◆ Prompt
Identify the lines that contain the word "FREQUENCY", then copy them.

○ ○ ○ ○ ○ ○ ○

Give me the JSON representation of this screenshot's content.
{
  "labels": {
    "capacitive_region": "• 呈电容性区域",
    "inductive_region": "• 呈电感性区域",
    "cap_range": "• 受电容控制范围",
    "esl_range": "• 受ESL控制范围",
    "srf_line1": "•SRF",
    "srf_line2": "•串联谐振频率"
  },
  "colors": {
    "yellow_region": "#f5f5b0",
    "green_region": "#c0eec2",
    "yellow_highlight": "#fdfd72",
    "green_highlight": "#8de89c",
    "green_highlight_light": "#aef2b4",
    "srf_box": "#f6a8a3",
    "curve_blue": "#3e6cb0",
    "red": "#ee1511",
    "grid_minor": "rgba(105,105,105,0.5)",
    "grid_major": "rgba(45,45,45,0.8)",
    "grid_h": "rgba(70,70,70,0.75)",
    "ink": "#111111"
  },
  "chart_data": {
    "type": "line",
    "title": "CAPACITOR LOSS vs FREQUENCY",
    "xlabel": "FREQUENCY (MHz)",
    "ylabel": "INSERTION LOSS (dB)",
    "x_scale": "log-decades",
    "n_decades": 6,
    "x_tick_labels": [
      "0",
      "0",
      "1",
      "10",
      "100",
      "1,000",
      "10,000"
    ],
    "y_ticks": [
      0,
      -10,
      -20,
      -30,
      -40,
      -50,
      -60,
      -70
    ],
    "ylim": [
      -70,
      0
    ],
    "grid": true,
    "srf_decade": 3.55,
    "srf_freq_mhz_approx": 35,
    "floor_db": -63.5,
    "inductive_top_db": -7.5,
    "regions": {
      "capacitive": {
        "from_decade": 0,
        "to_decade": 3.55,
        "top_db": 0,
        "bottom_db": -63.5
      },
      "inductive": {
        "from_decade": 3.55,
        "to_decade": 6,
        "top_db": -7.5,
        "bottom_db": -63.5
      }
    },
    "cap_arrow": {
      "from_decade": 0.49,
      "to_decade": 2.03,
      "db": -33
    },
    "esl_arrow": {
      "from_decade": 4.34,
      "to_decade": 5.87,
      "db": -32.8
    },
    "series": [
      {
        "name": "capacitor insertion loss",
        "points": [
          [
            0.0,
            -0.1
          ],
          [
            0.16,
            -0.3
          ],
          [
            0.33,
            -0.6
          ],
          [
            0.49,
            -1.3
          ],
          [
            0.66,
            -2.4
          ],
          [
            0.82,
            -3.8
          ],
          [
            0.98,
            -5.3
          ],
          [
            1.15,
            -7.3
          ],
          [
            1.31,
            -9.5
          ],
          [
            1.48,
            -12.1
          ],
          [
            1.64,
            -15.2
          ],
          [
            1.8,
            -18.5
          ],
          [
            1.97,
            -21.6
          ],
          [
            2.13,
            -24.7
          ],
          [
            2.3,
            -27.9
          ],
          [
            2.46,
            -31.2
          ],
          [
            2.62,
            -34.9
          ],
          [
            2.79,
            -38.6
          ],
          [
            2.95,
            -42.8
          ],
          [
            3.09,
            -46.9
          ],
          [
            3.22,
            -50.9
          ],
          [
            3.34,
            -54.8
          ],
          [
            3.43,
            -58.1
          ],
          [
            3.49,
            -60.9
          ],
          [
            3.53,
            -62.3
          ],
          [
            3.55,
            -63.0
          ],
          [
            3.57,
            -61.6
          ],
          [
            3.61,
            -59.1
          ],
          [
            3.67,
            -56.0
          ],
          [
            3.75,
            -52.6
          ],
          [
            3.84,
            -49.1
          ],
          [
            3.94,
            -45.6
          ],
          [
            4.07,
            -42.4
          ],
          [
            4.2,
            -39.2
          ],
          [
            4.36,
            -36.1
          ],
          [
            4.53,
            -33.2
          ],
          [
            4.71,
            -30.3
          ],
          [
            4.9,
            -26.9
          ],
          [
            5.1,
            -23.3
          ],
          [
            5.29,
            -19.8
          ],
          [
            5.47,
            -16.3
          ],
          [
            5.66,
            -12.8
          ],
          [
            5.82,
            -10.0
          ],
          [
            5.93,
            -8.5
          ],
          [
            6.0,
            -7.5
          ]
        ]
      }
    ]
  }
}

○ ○ ○ ○ ○ ○ ○

◆ Answer below
    "title": "CAPACITOR LOSS vs FREQUENCY",
    "xlabel": "FREQUENCY (MHz)",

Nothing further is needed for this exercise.